▶ **Provided text**:
┄┄┄┄┄┄

Monday, September 8, 2008

bvm-med.jpgIf a tree falls in the forest and nobody hears, did it really fall? We all know the answer to that one.
Let's take that concept, (okay, maybe stretch it just a wee bit for illustrative purposes) and look at Medjugorie. If an apparition happens, a devotion develops surrounding that apparition, and people are converted and nourished through that devotion but the priest who advised the visionaries gets sanctioned by the Congregation for the Doctrine of the Faith more than 20 years later, did the apparitions happen? Is the devotion legitimate and acceptable? That's the question that needs to be asked today.
In Friday's Zoomcast I ran a story about Fr. Tomislav Vlasic, the Franciscan Minor friar who was instrumental in getting the word out about the apparitions at Medjugorie and served as spiritual director to the teenagers receiving the visions. It seems after the visions at Medjugorie became public knowledge, it also became public knowledge that the priest had comported himself in a very unpriestly manner. He moved to Italy and started a new community, without anyone's approval it seems. This past January the Congregation for the Doctrine of the Faith, Pope Benedict's former department, issued, essentialy, a cease-and-desist order. The degree ordered Fr. Vlasic to cut off contact with his lay community, stop appearing in public, stop hearing confessions, and go back to a Fransiscan monastery in Italy. Fr. Vlasic didn't do any of that.
Various articles I read Friday morning say Fr. Vlasic instead threw himself into his work with zeal, making public appearances, inaugurating buildings, and all sorts of other things the went against the cease and desist order. The Congregation had no choice but to ask the Bishop of Vlasic's diocese, Mostar-Dunov, the diocese in which Medjugorie is located, to inform the faithful about Fr. Vlasic's current state.
Sad, but unfortunatley these things happen.

┄┄┄┄┄┄

▶ **Records shown**:
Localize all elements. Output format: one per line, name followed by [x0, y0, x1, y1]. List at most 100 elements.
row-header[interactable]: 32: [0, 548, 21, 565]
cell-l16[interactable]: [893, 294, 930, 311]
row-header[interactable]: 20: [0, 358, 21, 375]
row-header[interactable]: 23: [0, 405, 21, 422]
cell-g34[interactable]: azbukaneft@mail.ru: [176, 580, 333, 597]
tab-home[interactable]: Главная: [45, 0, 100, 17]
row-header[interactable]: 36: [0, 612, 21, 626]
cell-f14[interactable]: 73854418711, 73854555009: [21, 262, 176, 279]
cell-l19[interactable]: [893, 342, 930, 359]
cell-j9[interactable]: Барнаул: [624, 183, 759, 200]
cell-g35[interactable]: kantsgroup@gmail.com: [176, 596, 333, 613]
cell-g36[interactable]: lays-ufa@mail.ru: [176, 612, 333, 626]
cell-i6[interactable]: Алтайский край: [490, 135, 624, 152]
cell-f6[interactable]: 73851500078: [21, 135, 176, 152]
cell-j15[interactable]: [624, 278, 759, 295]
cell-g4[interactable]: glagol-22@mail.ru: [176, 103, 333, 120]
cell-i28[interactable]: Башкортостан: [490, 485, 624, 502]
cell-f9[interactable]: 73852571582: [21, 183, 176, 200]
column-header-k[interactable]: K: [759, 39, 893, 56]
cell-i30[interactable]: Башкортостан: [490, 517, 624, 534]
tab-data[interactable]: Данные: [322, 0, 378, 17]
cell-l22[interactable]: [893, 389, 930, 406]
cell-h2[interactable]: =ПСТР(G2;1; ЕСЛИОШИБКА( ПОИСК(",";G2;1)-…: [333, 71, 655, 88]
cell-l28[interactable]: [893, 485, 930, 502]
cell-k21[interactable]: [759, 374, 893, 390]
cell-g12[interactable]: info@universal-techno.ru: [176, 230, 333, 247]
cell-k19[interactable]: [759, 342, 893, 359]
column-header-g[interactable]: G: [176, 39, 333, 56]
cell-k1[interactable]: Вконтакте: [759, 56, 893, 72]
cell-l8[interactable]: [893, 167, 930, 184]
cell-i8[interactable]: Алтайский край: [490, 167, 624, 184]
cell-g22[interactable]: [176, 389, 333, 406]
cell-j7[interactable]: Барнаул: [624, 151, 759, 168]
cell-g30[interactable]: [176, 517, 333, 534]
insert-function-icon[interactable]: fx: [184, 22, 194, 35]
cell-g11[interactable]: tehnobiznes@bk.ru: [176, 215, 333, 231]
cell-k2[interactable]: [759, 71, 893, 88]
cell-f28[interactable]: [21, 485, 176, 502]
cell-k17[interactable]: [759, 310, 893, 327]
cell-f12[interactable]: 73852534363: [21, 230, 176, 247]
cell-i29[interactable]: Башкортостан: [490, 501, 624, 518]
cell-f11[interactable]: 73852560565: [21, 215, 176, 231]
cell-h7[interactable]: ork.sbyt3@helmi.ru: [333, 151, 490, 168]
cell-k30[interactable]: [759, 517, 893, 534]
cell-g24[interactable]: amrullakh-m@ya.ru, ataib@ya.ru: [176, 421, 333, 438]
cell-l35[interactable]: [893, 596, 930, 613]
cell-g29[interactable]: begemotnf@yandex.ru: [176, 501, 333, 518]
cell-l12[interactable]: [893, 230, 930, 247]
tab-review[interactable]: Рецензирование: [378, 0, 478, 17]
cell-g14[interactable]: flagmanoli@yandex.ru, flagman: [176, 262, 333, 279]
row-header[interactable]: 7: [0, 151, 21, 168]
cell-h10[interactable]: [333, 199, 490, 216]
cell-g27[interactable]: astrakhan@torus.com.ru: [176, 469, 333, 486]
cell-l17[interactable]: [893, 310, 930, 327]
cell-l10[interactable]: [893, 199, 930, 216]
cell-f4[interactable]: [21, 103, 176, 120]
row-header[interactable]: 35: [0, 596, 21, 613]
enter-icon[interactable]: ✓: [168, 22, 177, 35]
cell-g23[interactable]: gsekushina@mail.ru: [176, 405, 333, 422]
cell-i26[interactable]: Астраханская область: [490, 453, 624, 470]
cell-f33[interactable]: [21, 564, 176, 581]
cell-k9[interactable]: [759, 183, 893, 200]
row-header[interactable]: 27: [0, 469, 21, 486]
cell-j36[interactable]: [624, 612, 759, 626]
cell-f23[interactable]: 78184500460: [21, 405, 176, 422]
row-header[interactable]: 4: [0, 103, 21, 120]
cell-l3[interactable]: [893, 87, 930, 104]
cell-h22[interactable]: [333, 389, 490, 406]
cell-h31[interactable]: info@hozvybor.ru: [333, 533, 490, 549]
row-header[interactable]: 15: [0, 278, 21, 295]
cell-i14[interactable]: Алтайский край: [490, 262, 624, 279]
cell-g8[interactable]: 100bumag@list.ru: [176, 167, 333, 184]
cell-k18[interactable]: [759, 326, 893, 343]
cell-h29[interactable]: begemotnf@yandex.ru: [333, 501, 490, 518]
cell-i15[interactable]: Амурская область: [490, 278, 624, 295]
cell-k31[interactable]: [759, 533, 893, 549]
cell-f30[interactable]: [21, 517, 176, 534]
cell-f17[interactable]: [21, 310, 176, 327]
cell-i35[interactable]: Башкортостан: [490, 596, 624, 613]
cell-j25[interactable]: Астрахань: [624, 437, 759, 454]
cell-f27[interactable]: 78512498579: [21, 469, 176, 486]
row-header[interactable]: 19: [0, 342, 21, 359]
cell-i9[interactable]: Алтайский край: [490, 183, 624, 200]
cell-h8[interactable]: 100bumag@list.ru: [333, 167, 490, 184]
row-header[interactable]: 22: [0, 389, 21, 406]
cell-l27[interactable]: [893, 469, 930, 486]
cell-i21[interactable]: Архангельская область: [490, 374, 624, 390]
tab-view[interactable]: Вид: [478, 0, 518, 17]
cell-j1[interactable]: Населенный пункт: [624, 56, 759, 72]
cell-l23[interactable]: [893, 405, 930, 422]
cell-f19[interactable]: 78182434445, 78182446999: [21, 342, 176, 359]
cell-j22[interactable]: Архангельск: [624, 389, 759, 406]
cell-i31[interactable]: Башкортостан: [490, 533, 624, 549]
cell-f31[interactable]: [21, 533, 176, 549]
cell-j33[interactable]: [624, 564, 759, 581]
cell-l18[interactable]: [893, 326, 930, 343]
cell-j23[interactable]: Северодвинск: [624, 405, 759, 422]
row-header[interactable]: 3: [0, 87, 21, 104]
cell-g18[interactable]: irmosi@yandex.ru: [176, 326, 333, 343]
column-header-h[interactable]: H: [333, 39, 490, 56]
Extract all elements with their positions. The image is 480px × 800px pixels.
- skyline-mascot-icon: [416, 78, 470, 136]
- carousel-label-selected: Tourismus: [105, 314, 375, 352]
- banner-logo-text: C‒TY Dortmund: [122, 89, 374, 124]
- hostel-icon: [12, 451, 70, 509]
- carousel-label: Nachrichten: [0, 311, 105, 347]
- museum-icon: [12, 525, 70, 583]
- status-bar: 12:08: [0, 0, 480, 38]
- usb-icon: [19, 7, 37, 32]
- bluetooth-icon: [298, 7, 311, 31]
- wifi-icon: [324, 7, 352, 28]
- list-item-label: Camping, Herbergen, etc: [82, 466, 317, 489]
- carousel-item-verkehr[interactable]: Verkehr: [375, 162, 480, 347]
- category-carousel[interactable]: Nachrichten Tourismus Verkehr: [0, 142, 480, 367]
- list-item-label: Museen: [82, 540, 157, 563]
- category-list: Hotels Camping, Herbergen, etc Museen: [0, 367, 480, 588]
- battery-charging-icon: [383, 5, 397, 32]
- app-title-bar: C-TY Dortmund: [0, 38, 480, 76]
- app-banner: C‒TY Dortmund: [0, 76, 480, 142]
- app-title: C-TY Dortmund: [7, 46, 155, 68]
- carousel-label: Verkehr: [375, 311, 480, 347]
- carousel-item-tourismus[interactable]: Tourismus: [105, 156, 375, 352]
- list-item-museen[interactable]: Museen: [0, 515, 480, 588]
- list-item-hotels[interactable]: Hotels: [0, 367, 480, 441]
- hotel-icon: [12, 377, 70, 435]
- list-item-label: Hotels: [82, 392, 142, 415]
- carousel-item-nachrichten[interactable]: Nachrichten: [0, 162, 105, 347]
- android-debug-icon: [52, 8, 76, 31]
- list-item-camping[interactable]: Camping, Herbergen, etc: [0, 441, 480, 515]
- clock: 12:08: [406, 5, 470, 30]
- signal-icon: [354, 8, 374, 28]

┄┄┄┄┄┄

▶ **Set problem 1**:
Please update the stretch of the records from their start through the line containing "row-header[interactable]: 20: [0, 358, 21, 375]", replacing "row-header" with "row-label" and leaving everything else unchanged.
▶ **Set problem 2**:
Continue the text about Fr. Vlasic and the Medjugorie apparitions from its last sentence.
The text and the records are unrelated to each other.

▶ **Answer 1**:
Localize all elements. Output format: one per line, name followed by [x0, y0, x1, y1]. List at most 100 elements.
row-label[interactable]: 32: [0, 548, 21, 565]
cell-l16[interactable]: [893, 294, 930, 311]
row-label[interactable]: 20: [0, 358, 21, 375]

▶ **Answer 2**:
However, in this case Fr. Vlasic is not just any old parish priest. He is the priest who helped spread the word about the apparitions at Medjugorie. This decree from the Congration is meant to reprimand Fr. Vlasic for his personal behaviours that have go against his duties of obedience to his Fransiscan superiors, his obligations as a priest. However, if the headlines in England's Daily Mail and others are any indication, many people are quick to assume that the disciplining of Fr. Vlasic is a commentary on the validity of the Medjugorian apparitions and the devotion to the Madonna of Medjugoria.
From a journalistic point of view, this is disheartening. The decree from the Congregation for the Doctrine of the faith doesn't mention the Medjugorian apparitions, nor does the letter posted by the Bishop of Mostar-Dunov.
It does naturally raise questions in people's minds about Medjugorie. If the Vatican does at some point in future take a stance against the validity of these apparitions, what do we make then of the conversions inspired by people's experiences as pilgrims to Medjugorie? What do we make of the devotion to Our Lady that has been inspired through these apparitions? More importantly, can the faithful, can the public (and journalists!) really take a position on the validity of the alleged Medjugorian apparitions and everything that comes with it, based on the behavior of one man?
If the Vatican won't do it, I'm not ready to do it either.